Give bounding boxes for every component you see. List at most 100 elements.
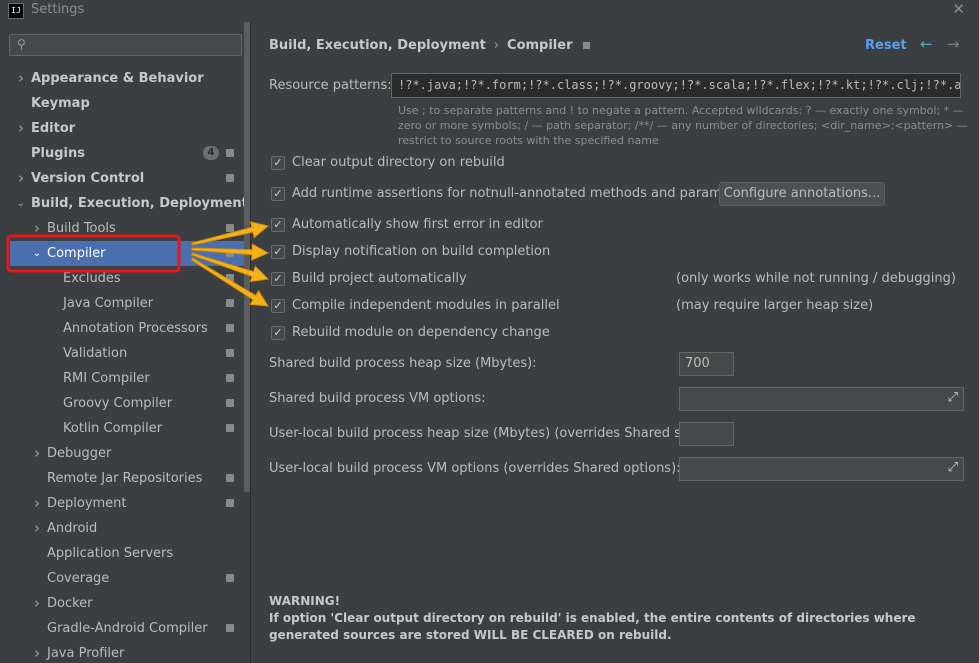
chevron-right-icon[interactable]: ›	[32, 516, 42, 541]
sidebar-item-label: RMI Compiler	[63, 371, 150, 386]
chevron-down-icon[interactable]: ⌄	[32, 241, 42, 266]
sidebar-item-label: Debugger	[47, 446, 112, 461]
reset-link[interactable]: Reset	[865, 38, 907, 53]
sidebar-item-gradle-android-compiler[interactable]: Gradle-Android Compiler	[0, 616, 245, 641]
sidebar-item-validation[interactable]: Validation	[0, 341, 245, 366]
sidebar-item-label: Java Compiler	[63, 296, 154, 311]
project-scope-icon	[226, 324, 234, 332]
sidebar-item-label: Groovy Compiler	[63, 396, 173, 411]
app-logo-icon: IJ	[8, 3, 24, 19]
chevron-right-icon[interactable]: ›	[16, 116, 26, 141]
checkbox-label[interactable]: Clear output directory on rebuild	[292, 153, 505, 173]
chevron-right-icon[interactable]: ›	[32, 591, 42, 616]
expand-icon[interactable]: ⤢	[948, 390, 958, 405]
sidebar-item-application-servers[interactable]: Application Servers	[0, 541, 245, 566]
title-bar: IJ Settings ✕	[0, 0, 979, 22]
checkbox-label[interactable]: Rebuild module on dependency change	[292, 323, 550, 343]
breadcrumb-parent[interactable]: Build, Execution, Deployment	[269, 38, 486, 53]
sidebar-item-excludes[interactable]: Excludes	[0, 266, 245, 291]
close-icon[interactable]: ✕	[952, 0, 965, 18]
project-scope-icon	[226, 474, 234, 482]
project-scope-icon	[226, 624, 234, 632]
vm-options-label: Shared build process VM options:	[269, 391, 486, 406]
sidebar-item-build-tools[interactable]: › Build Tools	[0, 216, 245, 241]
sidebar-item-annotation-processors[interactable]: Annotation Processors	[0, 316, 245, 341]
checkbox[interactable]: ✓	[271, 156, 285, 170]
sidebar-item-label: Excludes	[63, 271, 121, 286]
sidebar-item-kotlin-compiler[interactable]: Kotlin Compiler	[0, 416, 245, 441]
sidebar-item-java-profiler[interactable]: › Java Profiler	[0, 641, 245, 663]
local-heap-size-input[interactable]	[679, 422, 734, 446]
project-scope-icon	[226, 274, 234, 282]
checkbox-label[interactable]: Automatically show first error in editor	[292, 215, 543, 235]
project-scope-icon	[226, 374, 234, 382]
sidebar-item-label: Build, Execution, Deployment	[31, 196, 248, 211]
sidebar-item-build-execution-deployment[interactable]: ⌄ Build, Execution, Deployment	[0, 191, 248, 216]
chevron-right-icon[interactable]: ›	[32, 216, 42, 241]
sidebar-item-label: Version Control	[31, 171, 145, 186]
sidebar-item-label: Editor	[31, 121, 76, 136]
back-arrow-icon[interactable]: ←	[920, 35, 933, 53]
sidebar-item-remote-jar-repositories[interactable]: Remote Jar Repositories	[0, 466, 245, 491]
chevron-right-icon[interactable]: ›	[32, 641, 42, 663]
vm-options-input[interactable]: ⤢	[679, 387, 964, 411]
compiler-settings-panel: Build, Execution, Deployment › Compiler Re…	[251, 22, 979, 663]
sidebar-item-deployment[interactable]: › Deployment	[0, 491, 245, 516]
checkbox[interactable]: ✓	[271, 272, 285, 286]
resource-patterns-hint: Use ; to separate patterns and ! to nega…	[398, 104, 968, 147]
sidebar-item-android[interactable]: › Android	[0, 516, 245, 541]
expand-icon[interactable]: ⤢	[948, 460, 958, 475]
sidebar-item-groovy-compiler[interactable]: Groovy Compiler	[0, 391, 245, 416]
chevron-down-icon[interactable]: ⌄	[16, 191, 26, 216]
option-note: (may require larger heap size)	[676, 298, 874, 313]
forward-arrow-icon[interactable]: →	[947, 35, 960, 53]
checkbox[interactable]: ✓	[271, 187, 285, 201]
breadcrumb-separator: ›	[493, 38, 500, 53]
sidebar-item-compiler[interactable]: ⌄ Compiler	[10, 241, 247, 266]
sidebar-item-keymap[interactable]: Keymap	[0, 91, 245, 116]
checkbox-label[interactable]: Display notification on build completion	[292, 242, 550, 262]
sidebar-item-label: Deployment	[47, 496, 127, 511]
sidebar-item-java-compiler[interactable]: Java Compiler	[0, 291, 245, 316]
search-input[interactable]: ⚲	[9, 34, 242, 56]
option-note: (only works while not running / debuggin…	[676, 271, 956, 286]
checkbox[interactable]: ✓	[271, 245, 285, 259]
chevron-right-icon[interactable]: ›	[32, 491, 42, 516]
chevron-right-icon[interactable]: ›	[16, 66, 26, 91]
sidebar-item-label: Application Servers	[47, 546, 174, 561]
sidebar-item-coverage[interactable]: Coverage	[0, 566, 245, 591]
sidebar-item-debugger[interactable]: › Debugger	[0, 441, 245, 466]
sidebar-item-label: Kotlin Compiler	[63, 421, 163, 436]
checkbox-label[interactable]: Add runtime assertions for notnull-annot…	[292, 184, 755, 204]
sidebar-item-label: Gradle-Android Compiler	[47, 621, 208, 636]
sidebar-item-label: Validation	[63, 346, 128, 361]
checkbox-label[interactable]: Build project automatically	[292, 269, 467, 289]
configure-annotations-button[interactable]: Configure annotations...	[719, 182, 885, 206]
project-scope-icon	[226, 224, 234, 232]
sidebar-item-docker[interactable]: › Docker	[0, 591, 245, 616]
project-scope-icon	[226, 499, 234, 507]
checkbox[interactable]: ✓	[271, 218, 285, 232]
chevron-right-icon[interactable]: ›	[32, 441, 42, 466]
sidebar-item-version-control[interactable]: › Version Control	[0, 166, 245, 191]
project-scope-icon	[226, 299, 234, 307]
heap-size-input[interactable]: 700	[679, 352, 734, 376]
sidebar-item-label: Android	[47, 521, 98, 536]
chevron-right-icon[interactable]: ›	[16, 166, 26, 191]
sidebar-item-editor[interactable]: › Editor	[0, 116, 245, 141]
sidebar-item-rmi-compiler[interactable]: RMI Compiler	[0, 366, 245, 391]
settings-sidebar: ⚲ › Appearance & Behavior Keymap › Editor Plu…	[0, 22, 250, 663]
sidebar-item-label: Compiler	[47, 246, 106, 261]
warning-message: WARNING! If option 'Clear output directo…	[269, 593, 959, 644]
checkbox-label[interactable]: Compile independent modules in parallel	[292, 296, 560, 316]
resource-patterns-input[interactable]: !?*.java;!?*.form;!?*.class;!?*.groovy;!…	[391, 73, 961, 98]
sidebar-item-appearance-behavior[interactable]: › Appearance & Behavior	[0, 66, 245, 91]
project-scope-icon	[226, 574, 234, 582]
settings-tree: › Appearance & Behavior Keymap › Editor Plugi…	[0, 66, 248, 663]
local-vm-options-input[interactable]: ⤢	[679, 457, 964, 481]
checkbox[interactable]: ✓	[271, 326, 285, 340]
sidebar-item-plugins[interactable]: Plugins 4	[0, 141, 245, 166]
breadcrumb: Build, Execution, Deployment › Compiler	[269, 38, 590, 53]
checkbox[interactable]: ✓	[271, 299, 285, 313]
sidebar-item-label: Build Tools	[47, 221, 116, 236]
★ ★ ★ ★ ★
▶ **DO THIS**:
Put every line of the records above into a Markdown table with two columns, Row for a running number and Entry for the line itself, skipping any blank lines. Leave the pictures out.

▶ **WRITTEN RESPONSE**:
| Row | Entry |
|---|---|
| 1 | Give bounding boxes for every component you see. List at most 100 elements. |
| 2 | chevron-right-icon[interactable]: ›	[32, 516, 42, 541] |
| 3 | sidebar-item-label: RMI Compiler	[63, 371, 150, 386] |
| 4 | chevron-down-icon[interactable]: ⌄	[32, 241, 42, 266] |
| 5 | sidebar-item-label: Debugger	[47, 446, 112, 461] |
| 6 | reset-link[interactable]: Reset	[865, 38, 907, 53] |
| 7 | sidebar-item-gradle-android-compiler[interactable]: Gradle-Android Compiler	[0, 616, 245, 641] |
| 8 | sidebar-item-validation[interactable]: Validation	[0, 341, 245, 366] |
| 9 | sidebar-item-label: Java Compiler	[63, 296, 154, 311] |
| 10 | project-scope-icon	[226, 324, 234, 332] |
| 11 | sidebar-item-label: Groovy Compiler	[63, 396, 173, 411] |
| 12 | app-logo-icon: IJ	[8, 3, 24, 19] |
| 13 | chevron-right-icon[interactable]: ›	[16, 116, 26, 141] |
| 14 | checkbox-label[interactable]: Clear output directory on rebuild	[292, 153, 505, 173] |
| 15 | chevron-right-icon[interactable]: ›	[32, 591, 42, 616] |
| 16 | expand-icon[interactable]: ⤢	[948, 390, 958, 405] |
| 17 | sidebar-item-application-servers[interactable]: Application Servers	[0, 541, 245, 566] |
| 18 | title-bar: IJ Settings ✕	[0, 0, 979, 22] |
| 19 | checkbox-label[interactable]: Rebuild module on dependency change	[292, 323, 550, 343] |
| 20 | breadcrumb-parent[interactable]: Build, Execution, Deployment	[269, 38, 486, 53] |
| 21 | sidebar-item-excludes[interactable]: Excludes	[0, 266, 245, 291] |
| 22 | close-icon[interactable]: ✕	[952, 0, 965, 18] |
| 23 | project-scope-icon	[226, 474, 234, 482] |
| 24 | project-scope-icon	[226, 624, 234, 632] |
| 25 | vm-options-label: Shared build process VM options:	[269, 391, 486, 406] |
| 26 | sidebar-item-build-tools[interactable]: › Build Tools	[0, 216, 245, 241] |
| 27 | sidebar-item-annotation-processors[interactable]: Annotation Processors	[0, 316, 245, 341] |
| 28 | checkbox[interactable]: ✓	[271, 156, 285, 170] |
| 29 | sidebar-item-label: Excludes	[63, 271, 121, 286] |
| 30 | sidebar-item-kotlin-compiler[interactable]: Kotlin Compiler	[0, 416, 245, 441] |
| 31 | sidebar-item-java-profiler[interactable]: › Java Profiler	[0, 641, 245, 663] |
| 32 | local-heap-size-input[interactable]	[679, 422, 734, 446] |
| 33 | project-scope-icon	[226, 274, 234, 282] |
| 34 | checkbox-label[interactable]: Automatically show first error in editor	[292, 215, 543, 235] |
| 35 | project-scope-icon	[226, 374, 234, 382] |
| 36 | sidebar-item-label: Build, Execution, Deployment	[31, 196, 248, 211] |
| 37 | sidebar-item-build-execution-deployment[interactable]: ⌄ Build, Execution, Deployment	[0, 191, 248, 216] |
| 38 | chevron-right-icon[interactable]: ›	[32, 216, 42, 241] |
| 39 | sidebar-item-label: Version Control	[31, 171, 145, 186] |
| 40 | sidebar-item-label: Editor	[31, 121, 76, 136] |
| 41 | back-arrow-icon[interactable]: ←	[920, 35, 933, 53] |
| 42 | sidebar-item-remote-jar-repositories[interactable]: Remote Jar Repositories	[0, 466, 245, 491] |
| 43 | chevron-right-icon[interactable]: ›	[32, 641, 42, 663] |
| 44 | vm-options-input[interactable]: ⤢	[679, 387, 964, 411] |
| 45 | compiler-settings-panel: Build, Execution, Deployment › Compiler Re…	[251, 22, 979, 663] |
| 46 | sidebar-item-deployment[interactable]: › Deployment	[0, 491, 245, 516] |
| 47 | checkbox[interactable]: ✓	[271, 272, 285, 286] |
| 48 | resource-patterns-hint: Use ; to separate patterns and ! to nega…	[398, 104, 968, 147] |
| 49 | sidebar-item-android[interactable]: › Android	[0, 516, 245, 541] |
| 50 | expand-icon[interactable]: ⤢	[948, 460, 958, 475] |
| 51 | sidebar-item-groovy-compiler[interactable]: Groovy Compiler	[0, 391, 245, 416] |
| 52 | chevron-down-icon[interactable]: ⌄	[16, 191, 26, 216] |
| 53 | option-note: (may require larger heap size)	[676, 298, 874, 313] |
| 54 | forward-arrow-icon[interactable]: →	[947, 35, 960, 53] |
| 55 | checkbox[interactable]: ✓	[271, 187, 285, 201] |
| 56 | breadcrumb-separator: ›	[493, 38, 500, 53] |
| 57 | sidebar-item-compiler[interactable]: ⌄ Compiler	[10, 241, 247, 266] |
| 58 | sidebar-item-keymap[interactable]: Keymap	[0, 91, 245, 116] |
| 59 | checkbox-label[interactable]: Display notification on build completion	[292, 242, 550, 262] |
| 60 | sidebar-item-label: Deployment	[47, 496, 127, 511] |
| 61 | sidebar-item-java-compiler[interactable]: Java Compiler	[0, 291, 245, 316] |
| 62 | search-input[interactable]: ⚲	[9, 34, 242, 56] |
| 63 | option-note: (only works while not running / debuggin…	[676, 271, 956, 286] |
| 64 | checkbox[interactable]: ✓	[271, 245, 285, 259] |
| 65 | chevron-right-icon[interactable]: ›	[32, 491, 42, 516] |
| 66 | chevron-right-icon[interactable]: ›	[16, 66, 26, 91] |
| 67 | sidebar-item-label: Application Servers	[47, 546, 174, 561] |
| 68 | sidebar-item-coverage[interactable]: Coverage	[0, 566, 245, 591] |
| 69 | sidebar-item-debugger[interactable]: › Debugger	[0, 441, 245, 466] |
| 70 | sidebar-item-label: Kotlin Compiler	[63, 421, 163, 436] |
| 71 | checkbox-label[interactable]: Add runtime assertions for notnull-annot…	[292, 184, 755, 204] |
| 72 | sidebar-item-label: Gradle-Android Compiler	[47, 621, 208, 636] |
| 73 | sidebar-item-label: Validation	[63, 346, 128, 361] |
| 74 | checkbox-label[interactable]: Build project automatically	[292, 269, 467, 289] |
| 75 | configure-annotations-button[interactable]: Configure annotations...	[719, 182, 885, 206] |
| 76 | project-scope-icon	[226, 224, 234, 232] |
| 77 | sidebar-item-docker[interactable]: › Docker	[0, 591, 245, 616] |
| 78 | project-scope-icon	[226, 499, 234, 507] |
| 79 | checkbox[interactable]: ✓	[271, 218, 285, 232] |
| 80 | chevron-right-icon[interactable]: ›	[32, 441, 42, 466] |
| 81 | sidebar-item-version-control[interactable]: › Version Control	[0, 166, 245, 191] |
| 82 | project-scope-icon	[226, 299, 234, 307] |
| 83 | heap-size-input[interactable]: 700	[679, 352, 734, 376] |
| 84 | sidebar-item-label: Android	[47, 521, 98, 536] |
| 85 | chevron-right-icon[interactable]: ›	[16, 166, 26, 191] |
| 86 | sidebar-item-editor[interactable]: › Editor	[0, 116, 245, 141] |
| 87 | sidebar-item-rmi-compiler[interactable]: RMI Compiler	[0, 366, 245, 391] |
| 88 | settings-sidebar: ⚲ › Appearance & Behavior Keymap › Editor Plu…	[0, 22, 250, 663] |
| 89 | sidebar-item-label: Compiler	[47, 246, 106, 261] |
| 90 | warning-message: WARNING! If option 'Clear output directo…	[269, 593, 959, 644] |
| 91 | checkbox-label[interactable]: Compile independent modules in parallel	[292, 296, 560, 316] |
| 92 | resource-patterns-input[interactable]: !?*.java;!?*.form;!?*.class;!?*.groovy;!…	[391, 73, 961, 98] |
| 93 | sidebar-item-appearance-behavior[interactable]: › Appearance & Behavior	[0, 66, 245, 91] |
| 94 | project-scope-icon	[226, 574, 234, 582] |
| 95 | settings-tree: › Appearance & Behavior Keymap › Editor Plugi…	[0, 66, 248, 663] |
| 96 | local-vm-options-input[interactable]: ⤢	[679, 457, 964, 481] |
| 97 | checkbox[interactable]: ✓	[271, 326, 285, 340] |
| 98 | sidebar-item-plugins[interactable]: Plugins 4	[0, 141, 245, 166] |
| 99 | breadcrumb: Build, Execution, Deployment › Compiler	[269, 38, 590, 53] |
| 100 | checkbox[interactable]: ✓	[271, 299, 285, 313] |
| 101 | sidebar-item-label: Build Tools	[47, 221, 116, 236] |